■ **TASK STATEMENT**
Lift out each line of the data that holds "hospital".

■ **GIVEN RECORDS**
------------------------------------------------
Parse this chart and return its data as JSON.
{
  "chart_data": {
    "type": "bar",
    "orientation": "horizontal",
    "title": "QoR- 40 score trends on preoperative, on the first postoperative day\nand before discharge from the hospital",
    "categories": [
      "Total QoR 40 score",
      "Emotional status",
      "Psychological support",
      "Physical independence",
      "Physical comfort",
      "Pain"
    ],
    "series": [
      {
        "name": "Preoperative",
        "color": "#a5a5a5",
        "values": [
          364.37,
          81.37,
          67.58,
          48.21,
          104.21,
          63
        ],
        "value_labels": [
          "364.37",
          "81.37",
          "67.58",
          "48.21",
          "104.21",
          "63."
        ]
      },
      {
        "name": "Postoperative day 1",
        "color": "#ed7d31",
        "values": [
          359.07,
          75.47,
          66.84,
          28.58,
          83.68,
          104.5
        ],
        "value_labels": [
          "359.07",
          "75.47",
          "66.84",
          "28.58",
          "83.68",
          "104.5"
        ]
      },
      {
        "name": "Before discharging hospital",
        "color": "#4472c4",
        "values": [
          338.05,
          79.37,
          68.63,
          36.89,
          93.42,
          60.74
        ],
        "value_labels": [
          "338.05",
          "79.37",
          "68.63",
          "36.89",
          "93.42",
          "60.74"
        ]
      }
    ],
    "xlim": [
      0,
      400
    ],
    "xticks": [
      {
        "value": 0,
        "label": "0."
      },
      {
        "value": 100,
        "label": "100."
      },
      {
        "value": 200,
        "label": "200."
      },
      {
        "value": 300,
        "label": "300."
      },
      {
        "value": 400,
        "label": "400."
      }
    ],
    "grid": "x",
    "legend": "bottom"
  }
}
------------------------------------------------
■ **CORRECT RESPONSE**
    "title": "QoR- 40 score trends on preoperative, on the first postoperative day\nand before discharge from the hospital",
        "name": "Before discharging hospital",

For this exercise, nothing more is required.